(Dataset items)
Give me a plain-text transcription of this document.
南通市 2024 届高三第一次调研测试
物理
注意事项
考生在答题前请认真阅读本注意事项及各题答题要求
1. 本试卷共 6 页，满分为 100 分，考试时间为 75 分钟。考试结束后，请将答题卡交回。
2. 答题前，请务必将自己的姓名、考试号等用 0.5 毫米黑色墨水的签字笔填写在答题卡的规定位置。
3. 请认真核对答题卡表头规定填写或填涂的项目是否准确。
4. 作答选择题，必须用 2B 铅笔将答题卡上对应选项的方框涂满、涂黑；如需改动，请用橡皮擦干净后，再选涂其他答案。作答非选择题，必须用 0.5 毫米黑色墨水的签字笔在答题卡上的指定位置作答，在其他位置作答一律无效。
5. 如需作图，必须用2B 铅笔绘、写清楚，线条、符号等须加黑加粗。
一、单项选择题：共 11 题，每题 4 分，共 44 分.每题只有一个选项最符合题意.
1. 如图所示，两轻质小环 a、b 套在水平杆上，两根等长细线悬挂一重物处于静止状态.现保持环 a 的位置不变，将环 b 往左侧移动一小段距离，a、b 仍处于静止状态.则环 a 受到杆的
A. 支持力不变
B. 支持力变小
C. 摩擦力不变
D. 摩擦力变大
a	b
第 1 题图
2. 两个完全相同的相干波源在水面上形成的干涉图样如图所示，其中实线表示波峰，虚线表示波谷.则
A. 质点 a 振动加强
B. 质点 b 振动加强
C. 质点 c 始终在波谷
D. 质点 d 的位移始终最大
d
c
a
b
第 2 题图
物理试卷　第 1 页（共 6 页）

DIRECTION => Retype the entries exactly, including every line.

ANSWER FOR THIS EXERCISE =>
Give me a plain-text transcription of this document.
南通市 2024 届高三第一次调研测试
物理
注意事项
考生在答题前请认真阅读本注意事项及各题答题要求
1. 本试卷共 6 页，满分为 100 分，考试时间为 75 分钟。考试结束后，请将答题卡交回。
2. 答题前，请务必将自己的姓名、考试号等用 0.5 毫米黑色墨水的签字笔填写在答题卡的规定位置。
3. 请认真核对答题卡表头规定填写或填涂的项目是否准确。
4. 作答选择题，必须用 2B 铅笔将答题卡上对应选项的方框涂满、涂黑；如需改动，请用橡皮擦干净后，再选涂其他答案。作答非选择题，必须用 0.5 毫米黑色墨水的签字笔在答题卡上的指定位置作答，在其他位置作答一律无效。
5. 如需作图，必须用2B 铅笔绘、写清楚，线条、符号等须加黑加粗。
一、单项选择题：共 11 题，每题 4 分，共 44 分.每题只有一个选项最符合题意.
1. 如图所示，两轻质小环 a、b 套在水平杆上，两根等长细线悬挂一重物处于静止状态.现保持环 a 的位置不变，将环 b 往左侧移动一小段距离，a、b 仍处于静止状态.则环 a 受到杆的
A. 支持力不变
B. 支持力变小
C. 摩擦力不变
D. 摩擦力变大
a	b
第 1 题图
2. 两个完全相同的相干波源在水面上形成的干涉图样如图所示，其中实线表示波峰，虚线表示波谷.则
A. 质点 a 振动加强
B. 质点 b 振动加强
C. 质点 c 始终在波谷
D. 质点 d 的位移始终最大
d
c
a
b
第 2 题图
物理试卷　第 1 页（共 6 页）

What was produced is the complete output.